*A block of data*
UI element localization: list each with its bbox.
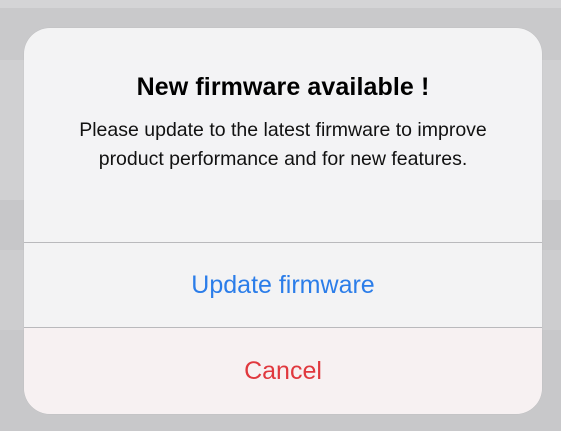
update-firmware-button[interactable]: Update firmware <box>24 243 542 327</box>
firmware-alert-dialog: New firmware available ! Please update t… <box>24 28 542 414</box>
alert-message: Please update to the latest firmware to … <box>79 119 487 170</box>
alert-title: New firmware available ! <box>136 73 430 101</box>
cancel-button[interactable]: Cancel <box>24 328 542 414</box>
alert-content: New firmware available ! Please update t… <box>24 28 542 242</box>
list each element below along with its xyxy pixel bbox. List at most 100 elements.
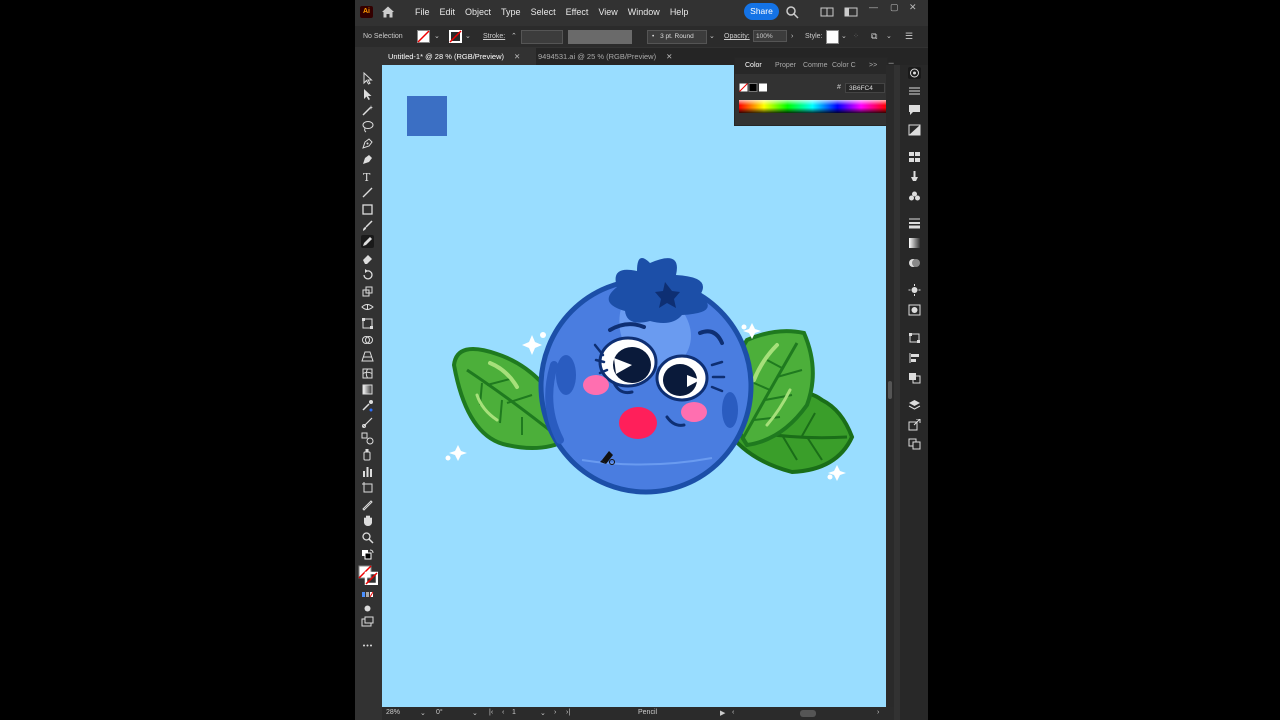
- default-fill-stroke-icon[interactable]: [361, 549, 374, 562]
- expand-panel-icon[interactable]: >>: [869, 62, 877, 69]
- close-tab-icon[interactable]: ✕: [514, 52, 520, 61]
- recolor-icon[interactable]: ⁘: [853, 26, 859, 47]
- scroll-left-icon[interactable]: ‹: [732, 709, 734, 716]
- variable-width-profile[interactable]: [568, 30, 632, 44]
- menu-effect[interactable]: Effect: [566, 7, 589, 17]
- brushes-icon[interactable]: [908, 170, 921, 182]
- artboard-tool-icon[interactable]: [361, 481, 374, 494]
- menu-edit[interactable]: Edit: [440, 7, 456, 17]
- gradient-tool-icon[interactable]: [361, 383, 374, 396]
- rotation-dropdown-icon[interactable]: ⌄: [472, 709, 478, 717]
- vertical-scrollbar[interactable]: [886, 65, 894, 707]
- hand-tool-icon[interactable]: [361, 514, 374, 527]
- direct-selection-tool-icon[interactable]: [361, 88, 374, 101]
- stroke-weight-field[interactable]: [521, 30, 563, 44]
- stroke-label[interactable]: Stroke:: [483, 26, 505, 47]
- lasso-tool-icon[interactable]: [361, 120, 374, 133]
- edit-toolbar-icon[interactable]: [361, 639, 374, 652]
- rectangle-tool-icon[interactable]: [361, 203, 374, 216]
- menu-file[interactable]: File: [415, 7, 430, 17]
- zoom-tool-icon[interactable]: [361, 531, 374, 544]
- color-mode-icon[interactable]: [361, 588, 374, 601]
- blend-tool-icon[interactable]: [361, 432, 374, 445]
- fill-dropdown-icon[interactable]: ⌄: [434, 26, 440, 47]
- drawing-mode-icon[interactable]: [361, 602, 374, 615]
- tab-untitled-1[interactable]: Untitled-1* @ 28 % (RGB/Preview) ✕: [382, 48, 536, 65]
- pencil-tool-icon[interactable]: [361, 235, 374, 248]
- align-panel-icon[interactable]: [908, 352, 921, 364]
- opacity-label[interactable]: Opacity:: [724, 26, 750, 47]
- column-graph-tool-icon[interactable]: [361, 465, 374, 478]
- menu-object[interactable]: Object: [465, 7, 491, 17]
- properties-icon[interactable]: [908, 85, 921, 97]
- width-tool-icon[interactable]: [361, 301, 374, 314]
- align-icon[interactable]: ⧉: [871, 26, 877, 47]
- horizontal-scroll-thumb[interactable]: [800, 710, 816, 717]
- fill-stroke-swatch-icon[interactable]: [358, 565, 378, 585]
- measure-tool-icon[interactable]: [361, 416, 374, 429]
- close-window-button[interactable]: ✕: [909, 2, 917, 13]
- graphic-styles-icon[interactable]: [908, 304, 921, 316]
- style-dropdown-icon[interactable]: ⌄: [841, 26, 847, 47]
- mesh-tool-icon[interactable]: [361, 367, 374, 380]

*AIM*
Reproduce, line for line, everything from the start of the entries down to the line containing "list each element", including that line. Leave the pictures out.

*COMPLETE RESPONSE*
UI element localization: list each with its bbox.
update-firmware-button[interactable]: Update firmware <box>24 243 542 327</box>
firmware-alert-dialog: New firmware available ! Please update t… <box>24 28 542 414</box>
alert-message: Please update to the latest firmware to … <box>79 119 487 170</box>
alert-title: New firmware available ! <box>136 73 430 101</box>
cancel-button[interactable]: Cancel <box>24 328 542 414</box>
alert-content: New firmware available ! Please update t… <box>24 28 542 242</box>
list each element below along with its xyxy pixel bbox. List at most 100 elements.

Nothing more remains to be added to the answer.